▶ Task
Track down each line that has the word "order" and copy it.

▶ Provided data
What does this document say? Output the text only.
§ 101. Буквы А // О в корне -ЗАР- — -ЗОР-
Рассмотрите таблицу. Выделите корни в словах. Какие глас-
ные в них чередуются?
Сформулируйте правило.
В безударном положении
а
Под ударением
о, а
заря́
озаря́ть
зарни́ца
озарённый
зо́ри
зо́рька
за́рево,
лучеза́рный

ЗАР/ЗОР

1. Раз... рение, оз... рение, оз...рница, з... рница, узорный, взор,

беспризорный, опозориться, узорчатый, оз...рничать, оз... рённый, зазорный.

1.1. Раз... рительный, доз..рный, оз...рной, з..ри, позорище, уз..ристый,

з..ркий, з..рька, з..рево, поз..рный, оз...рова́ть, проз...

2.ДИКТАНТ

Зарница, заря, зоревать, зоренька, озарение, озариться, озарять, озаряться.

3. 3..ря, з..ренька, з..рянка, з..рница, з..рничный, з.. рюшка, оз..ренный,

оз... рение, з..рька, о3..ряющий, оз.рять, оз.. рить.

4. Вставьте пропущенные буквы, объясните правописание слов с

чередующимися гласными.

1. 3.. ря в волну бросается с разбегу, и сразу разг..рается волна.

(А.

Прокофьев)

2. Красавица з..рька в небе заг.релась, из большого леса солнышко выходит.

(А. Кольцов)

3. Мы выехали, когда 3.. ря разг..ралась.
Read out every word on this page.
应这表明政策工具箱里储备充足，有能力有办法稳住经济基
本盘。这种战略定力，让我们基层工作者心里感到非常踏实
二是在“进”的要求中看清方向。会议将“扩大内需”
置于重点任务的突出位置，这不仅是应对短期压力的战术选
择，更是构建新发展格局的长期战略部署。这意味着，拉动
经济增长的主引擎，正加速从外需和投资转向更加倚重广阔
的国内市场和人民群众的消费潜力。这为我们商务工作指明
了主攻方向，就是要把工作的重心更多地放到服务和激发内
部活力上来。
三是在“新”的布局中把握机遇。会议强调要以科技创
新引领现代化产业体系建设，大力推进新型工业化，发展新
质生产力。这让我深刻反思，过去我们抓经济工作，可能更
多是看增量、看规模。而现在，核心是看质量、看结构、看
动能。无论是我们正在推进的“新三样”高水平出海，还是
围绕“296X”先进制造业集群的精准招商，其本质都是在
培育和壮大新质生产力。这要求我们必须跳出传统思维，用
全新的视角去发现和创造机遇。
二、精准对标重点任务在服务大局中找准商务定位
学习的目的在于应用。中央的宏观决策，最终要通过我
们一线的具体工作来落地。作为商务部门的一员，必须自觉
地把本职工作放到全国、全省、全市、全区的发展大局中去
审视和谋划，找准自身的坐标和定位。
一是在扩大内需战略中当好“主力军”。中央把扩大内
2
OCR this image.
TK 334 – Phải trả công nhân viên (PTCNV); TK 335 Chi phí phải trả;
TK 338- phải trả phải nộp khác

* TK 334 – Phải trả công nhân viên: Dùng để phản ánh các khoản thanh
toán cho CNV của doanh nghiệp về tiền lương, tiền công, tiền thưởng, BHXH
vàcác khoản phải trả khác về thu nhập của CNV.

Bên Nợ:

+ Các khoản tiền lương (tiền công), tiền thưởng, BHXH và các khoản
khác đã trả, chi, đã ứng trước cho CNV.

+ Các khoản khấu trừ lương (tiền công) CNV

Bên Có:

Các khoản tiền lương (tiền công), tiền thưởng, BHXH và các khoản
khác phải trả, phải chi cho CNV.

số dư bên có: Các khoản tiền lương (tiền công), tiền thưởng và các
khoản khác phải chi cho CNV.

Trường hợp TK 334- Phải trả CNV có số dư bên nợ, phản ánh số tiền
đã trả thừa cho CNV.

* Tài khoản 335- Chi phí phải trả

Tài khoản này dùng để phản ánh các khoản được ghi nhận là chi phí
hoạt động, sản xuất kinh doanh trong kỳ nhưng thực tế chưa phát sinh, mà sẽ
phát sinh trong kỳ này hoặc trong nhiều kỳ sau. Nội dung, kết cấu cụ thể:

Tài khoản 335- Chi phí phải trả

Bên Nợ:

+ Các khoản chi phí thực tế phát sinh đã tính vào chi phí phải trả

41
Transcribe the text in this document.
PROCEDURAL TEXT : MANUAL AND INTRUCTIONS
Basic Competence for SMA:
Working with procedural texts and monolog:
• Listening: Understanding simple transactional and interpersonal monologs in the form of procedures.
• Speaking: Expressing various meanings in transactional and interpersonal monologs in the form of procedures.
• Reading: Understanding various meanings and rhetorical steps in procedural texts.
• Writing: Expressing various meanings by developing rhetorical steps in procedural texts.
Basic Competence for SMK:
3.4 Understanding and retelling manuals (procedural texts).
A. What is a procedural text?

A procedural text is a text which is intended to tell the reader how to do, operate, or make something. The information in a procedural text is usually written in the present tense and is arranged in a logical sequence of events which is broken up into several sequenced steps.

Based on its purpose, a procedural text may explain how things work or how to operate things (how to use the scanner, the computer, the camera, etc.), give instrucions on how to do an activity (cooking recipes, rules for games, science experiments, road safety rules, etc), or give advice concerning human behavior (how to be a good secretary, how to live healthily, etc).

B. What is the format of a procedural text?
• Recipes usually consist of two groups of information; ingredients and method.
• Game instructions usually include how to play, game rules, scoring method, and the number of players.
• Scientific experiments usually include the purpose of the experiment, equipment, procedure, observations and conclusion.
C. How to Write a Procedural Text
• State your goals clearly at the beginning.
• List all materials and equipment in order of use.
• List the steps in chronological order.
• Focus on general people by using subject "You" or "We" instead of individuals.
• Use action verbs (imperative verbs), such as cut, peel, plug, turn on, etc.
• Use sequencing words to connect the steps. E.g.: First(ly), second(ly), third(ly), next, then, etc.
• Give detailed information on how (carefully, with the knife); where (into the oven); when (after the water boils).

▶ Exercise result
• List all materials and equipment in order of use.
• List the steps in chronological order.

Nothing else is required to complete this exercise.